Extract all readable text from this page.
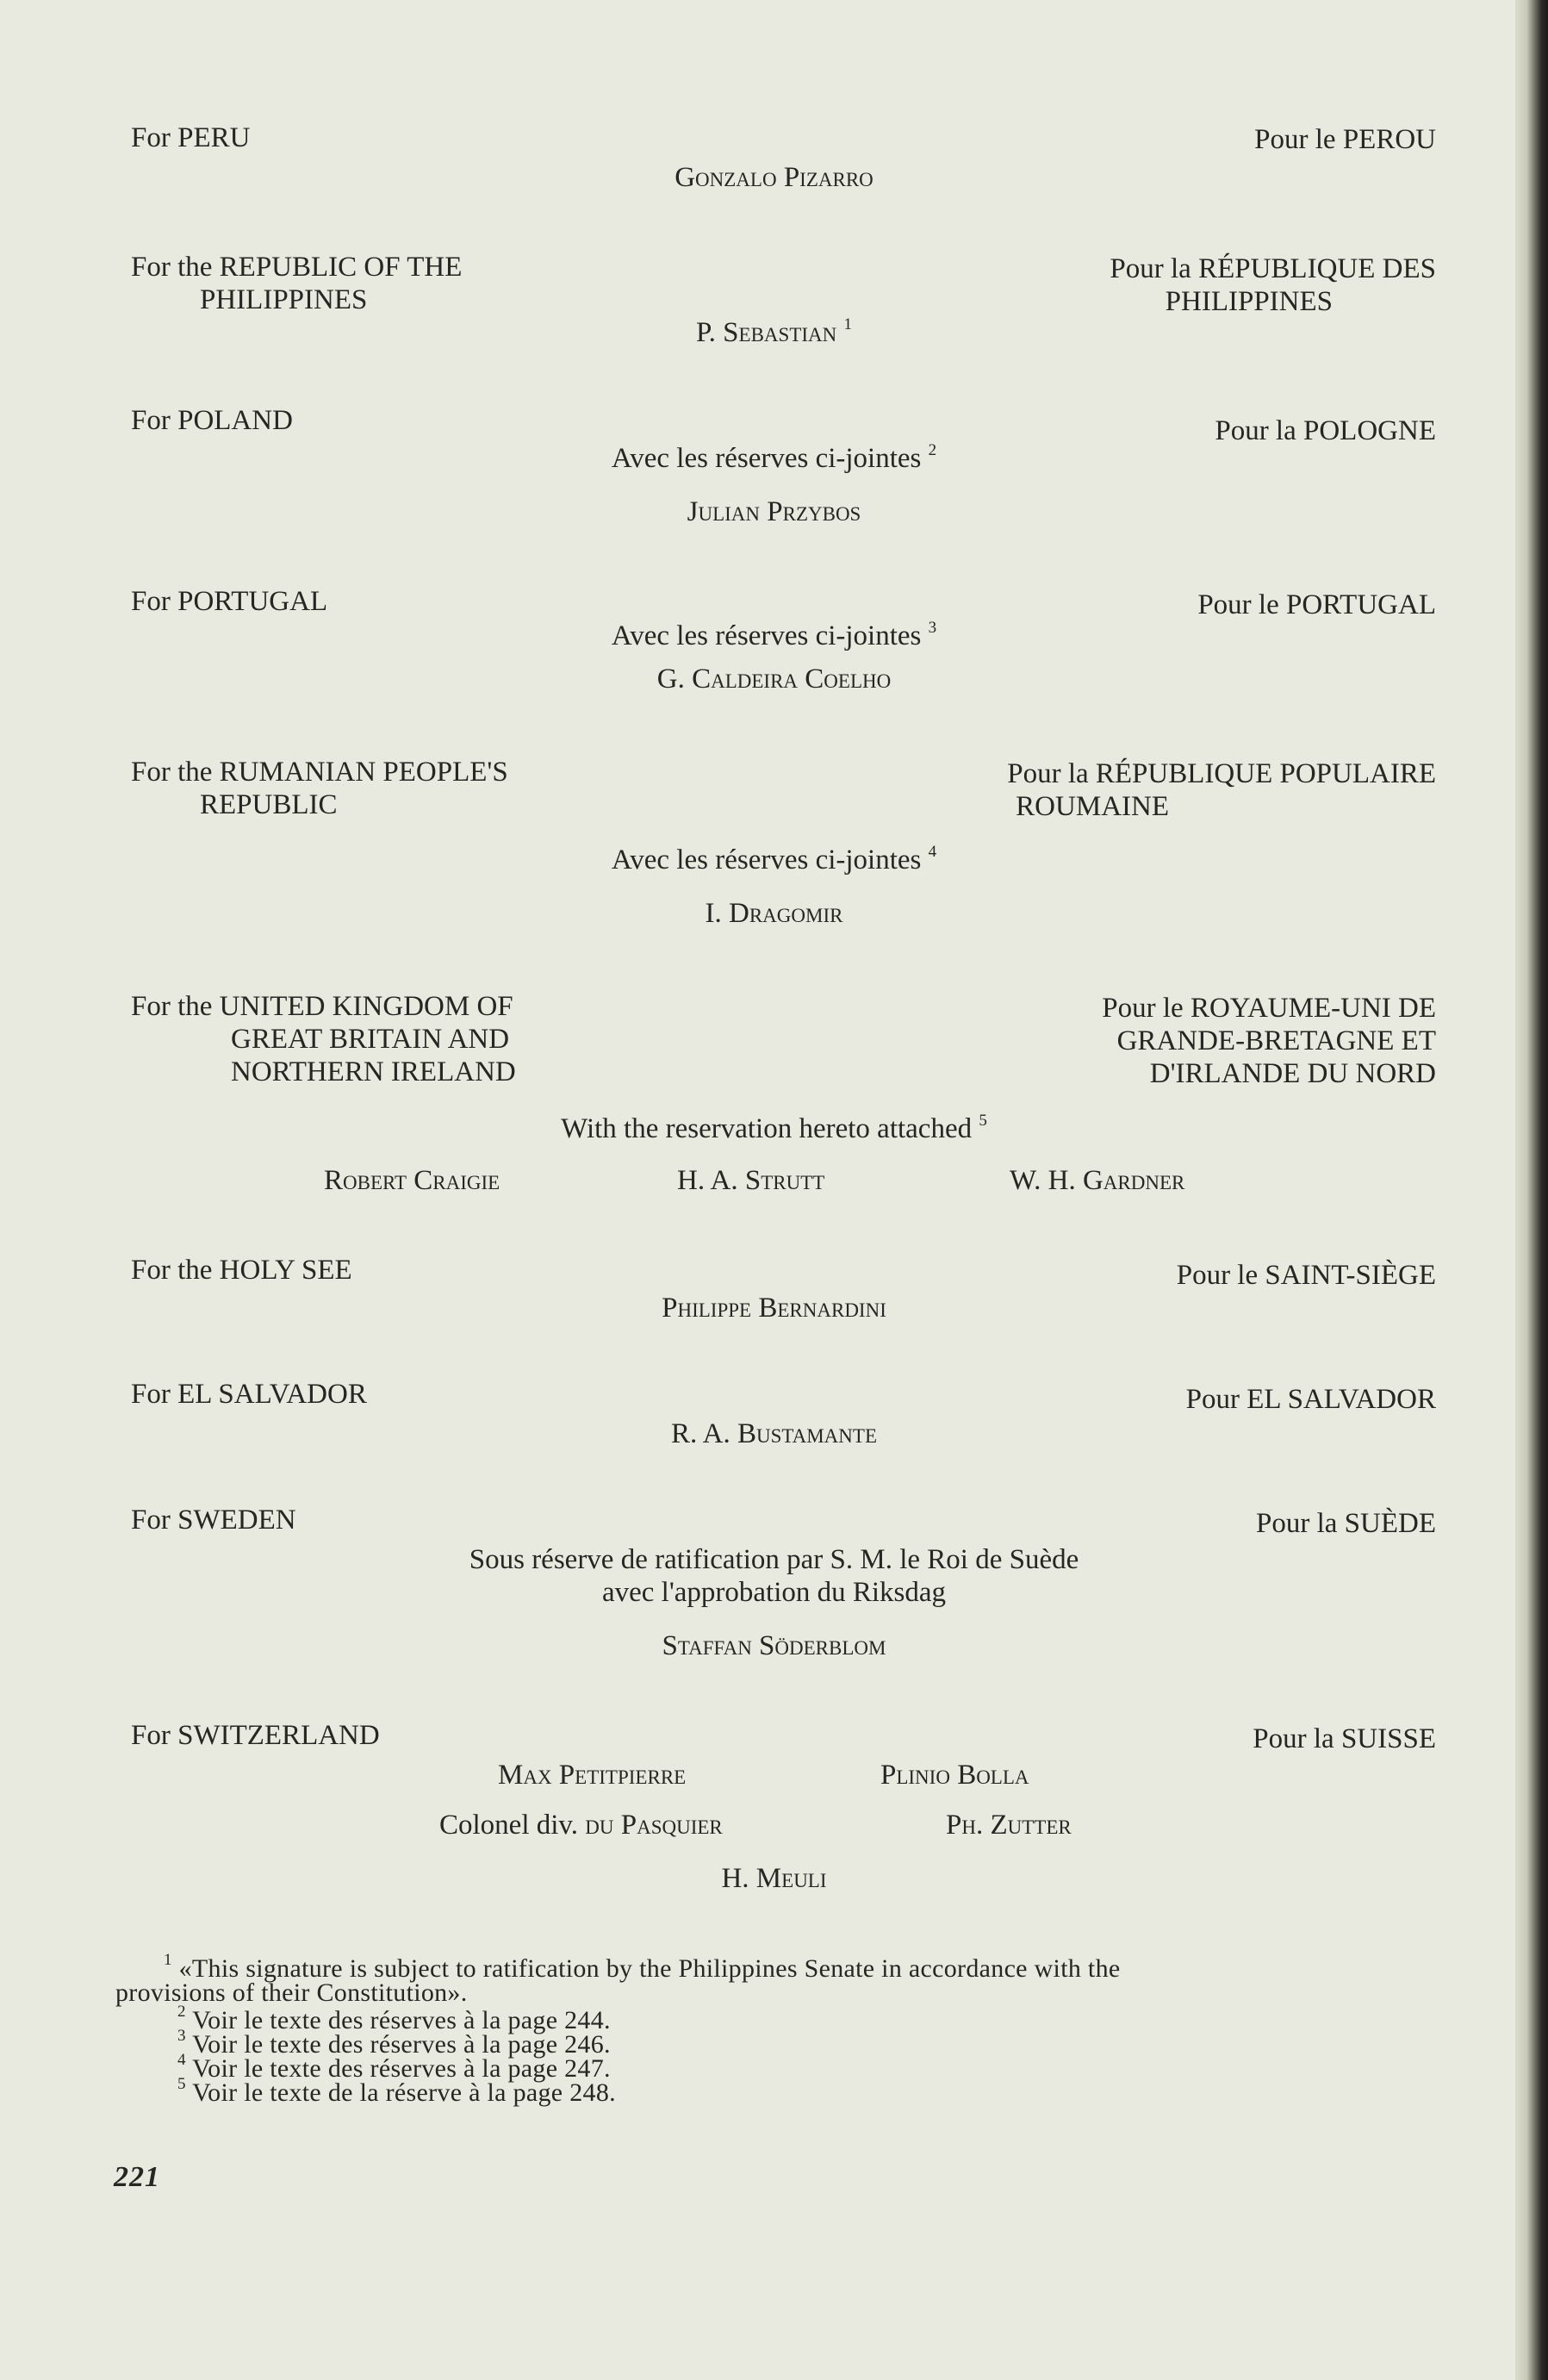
For PERU	Pour le PEROU
Gonzalo Pizarro
For the REPUBLIC OF THE
PHILIPPINES
Pour la RÉPUBLIQUE DES
PHILIPPINES
P. Sebastian $^1$
For POLAND	Pour la POLOGNE
Avec les réserves ci-jointes $^2$
Julian Przybos
For PORTUGAL	Pour le PORTUGAL
Avec les réserves ci-jointes $^3$
G. Caldeira Coelho
For the RUMANIAN PEOPLE'S
REPUBLIC
Pour la RÉPUBLIQUE POPULAIRE
ROUMAINE
Avec les réserves ci-jointes $^4$
I. Dragomir
For the UNITED KINGDOM OF
GREAT BRITAIN AND
NORTHERN IRELAND
Pour le ROYAUME-UNI DE
GRANDE-BRETAGNE ET
D'IRLANDE DU NORD
With the reservation hereto attached $^5$
Robert Craigie	H. A. Strutt	W. H. Gardner
For the HOLY SEE	Pour le SAINT-SIÈGE
Philippe Bernardini
For EL SALVADOR	Pour EL SALVADOR
R. A. Bustamante
For SWEDEN	Pour la SUÈDE
Sous réserve de ratification par S. M. le Roi de Suède
avec l'approbation du Riksdag
Staffan Söderblom
For SWITZERLAND	Pour la SUISSE
Max Petitpierre	Plinio Bolla
Colonel div. du Pasquier	Ph. Zutter
H. Meuli
$^1$ «This signature is subject to ratification by the Philippines Senate in accordance with the
provisions of their Constitution».
$^2$ Voir le texte des réserves à la page 244.
$^3$ Voir le texte des réserves à la page 246.
$^4$ Voir le texte des réserves à la page 247.
$^5$ Voir le texte de la réserve à la page 248.
221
——————
_PROBLEM DETAILS_: The entries above should be reproduced exactly, without their pictures.

_ANSWER FOR THIS EXERCISE_:
Extract all readable text from this page.
For PERU	Pour le PEROU
Gonzalo Pizarro
For the REPUBLIC OF THE
PHILIPPINES
Pour la RÉPUBLIQUE DES
PHILIPPINES
P. Sebastian $^1$
For POLAND	Pour la POLOGNE
Avec les réserves ci-jointes $^2$
Julian Przybos
For PORTUGAL	Pour le PORTUGAL
Avec les réserves ci-jointes $^3$
G. Caldeira Coelho
For the RUMANIAN PEOPLE'S
REPUBLIC
Pour la RÉPUBLIQUE POPULAIRE
ROUMAINE
Avec les réserves ci-jointes $^4$
I. Dragomir
For the UNITED KINGDOM OF
GREAT BRITAIN AND
NORTHERN IRELAND
Pour le ROYAUME-UNI DE
GRANDE-BRETAGNE ET
D'IRLANDE DU NORD
With the reservation hereto attached $^5$
Robert Craigie	H. A. Strutt	W. H. Gardner
For the HOLY SEE	Pour le SAINT-SIÈGE
Philippe Bernardini
For EL SALVADOR	Pour EL SALVADOR
R. A. Bustamante
For SWEDEN	Pour la SUÈDE
Sous réserve de ratification par S. M. le Roi de Suède
avec l'approbation du Riksdag
Staffan Söderblom
For SWITZERLAND	Pour la SUISSE
Max Petitpierre	Plinio Bolla
Colonel div. du Pasquier	Ph. Zutter
H. Meuli
$^1$ «This signature is subject to ratification by the Philippines Senate in accordance with the
provisions of their Constitution».
$^2$ Voir le texte des réserves à la page 244.
$^3$ Voir le texte des réserves à la page 246.
$^4$ Voir le texte des réserves à la page 247.
$^5$ Voir le texte de la réserve à la page 248.
221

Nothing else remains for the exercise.